══ Given entries ══
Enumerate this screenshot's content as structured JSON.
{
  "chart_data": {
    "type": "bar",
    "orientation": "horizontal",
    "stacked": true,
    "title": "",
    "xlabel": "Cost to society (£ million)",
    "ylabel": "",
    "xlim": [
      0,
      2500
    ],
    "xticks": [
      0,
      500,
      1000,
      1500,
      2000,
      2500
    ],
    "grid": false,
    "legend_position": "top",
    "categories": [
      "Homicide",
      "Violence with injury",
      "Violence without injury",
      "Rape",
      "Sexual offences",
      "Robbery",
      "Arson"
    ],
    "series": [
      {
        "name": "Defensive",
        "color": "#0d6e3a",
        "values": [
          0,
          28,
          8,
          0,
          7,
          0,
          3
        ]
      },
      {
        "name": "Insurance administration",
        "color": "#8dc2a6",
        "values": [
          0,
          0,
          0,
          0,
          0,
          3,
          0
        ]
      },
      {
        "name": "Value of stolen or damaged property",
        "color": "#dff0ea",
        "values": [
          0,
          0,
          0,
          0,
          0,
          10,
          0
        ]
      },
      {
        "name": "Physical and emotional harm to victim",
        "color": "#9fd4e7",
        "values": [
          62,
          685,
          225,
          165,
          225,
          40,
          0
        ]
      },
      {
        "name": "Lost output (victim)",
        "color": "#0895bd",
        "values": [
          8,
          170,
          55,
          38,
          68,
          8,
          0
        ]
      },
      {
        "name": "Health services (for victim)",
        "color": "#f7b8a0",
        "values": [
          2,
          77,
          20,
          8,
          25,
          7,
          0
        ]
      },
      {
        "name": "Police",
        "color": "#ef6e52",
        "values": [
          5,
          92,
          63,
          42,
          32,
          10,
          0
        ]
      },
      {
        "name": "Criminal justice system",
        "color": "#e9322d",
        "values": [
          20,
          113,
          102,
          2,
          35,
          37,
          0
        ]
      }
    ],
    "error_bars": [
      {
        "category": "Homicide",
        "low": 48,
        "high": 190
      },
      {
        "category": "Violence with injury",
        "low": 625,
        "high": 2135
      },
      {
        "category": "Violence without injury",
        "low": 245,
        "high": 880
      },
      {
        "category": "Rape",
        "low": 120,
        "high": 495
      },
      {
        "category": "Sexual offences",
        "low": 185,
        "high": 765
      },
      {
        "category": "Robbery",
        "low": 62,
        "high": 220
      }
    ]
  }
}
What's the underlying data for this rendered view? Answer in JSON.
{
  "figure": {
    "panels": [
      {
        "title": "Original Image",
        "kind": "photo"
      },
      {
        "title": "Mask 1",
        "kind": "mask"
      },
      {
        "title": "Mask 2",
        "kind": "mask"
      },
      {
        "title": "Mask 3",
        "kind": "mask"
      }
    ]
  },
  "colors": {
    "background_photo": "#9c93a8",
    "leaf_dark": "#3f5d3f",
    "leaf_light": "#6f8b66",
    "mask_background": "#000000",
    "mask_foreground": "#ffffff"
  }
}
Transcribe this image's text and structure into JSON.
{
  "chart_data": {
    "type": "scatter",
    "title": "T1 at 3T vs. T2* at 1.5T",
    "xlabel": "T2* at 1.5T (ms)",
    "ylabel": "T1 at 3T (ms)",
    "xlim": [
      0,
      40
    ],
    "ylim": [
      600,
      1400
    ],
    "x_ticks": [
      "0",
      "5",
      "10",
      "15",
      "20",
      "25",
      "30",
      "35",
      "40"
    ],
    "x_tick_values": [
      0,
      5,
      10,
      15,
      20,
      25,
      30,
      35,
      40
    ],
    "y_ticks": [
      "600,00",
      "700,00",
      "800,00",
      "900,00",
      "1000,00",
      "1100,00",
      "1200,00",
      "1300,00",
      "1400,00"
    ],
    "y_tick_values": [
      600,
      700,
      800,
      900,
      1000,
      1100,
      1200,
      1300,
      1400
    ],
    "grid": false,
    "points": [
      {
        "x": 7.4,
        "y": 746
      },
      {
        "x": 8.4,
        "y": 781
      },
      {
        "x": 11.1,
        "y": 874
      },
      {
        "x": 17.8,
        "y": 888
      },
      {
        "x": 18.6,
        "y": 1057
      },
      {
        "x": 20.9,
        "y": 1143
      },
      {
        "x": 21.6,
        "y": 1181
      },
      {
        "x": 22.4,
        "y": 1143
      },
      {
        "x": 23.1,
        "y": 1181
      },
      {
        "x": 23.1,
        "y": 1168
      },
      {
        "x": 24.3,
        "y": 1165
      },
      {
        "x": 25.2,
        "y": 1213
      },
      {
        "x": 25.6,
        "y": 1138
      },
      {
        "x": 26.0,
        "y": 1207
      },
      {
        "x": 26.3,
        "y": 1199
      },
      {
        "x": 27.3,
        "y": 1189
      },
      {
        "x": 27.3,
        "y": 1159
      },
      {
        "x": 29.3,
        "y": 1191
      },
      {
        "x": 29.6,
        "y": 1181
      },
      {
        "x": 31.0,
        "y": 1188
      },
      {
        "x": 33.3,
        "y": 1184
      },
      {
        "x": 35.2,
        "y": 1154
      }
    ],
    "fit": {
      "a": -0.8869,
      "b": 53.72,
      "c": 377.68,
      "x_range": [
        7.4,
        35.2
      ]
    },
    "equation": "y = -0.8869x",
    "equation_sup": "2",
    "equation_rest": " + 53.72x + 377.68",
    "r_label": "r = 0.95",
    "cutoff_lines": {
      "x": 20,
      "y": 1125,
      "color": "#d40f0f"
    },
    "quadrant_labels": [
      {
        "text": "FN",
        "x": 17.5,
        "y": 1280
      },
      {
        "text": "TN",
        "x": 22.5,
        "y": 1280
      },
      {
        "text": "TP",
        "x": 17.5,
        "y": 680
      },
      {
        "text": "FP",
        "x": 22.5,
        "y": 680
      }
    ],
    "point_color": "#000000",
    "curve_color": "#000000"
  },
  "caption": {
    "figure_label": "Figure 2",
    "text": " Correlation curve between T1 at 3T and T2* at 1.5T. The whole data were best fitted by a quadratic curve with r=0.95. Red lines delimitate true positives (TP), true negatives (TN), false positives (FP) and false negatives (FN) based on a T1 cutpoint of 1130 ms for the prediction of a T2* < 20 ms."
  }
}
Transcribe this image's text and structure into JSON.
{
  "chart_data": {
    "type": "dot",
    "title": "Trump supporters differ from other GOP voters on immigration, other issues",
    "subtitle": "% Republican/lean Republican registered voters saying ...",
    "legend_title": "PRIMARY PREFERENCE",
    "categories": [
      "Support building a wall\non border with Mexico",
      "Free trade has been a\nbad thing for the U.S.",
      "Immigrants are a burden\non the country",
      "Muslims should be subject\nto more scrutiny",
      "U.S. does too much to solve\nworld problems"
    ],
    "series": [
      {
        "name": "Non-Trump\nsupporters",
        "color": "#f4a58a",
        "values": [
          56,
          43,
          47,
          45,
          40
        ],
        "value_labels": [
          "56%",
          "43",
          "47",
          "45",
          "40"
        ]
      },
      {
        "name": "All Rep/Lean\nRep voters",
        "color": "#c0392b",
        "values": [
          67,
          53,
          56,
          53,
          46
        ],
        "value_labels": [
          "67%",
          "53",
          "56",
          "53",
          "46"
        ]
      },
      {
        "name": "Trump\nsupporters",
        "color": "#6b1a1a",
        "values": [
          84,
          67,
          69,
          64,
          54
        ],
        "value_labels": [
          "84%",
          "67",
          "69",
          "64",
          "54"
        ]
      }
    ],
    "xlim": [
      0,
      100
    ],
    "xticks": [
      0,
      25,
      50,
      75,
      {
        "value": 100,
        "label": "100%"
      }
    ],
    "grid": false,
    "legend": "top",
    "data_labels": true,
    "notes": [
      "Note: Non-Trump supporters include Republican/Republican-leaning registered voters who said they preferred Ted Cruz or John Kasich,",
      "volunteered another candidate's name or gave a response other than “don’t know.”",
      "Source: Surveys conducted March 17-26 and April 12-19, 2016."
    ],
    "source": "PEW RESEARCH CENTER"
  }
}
═══
Task requirements
A line counts if it holds the word "name". Work out how many lines in the listing count, and give only that number.

Final result
12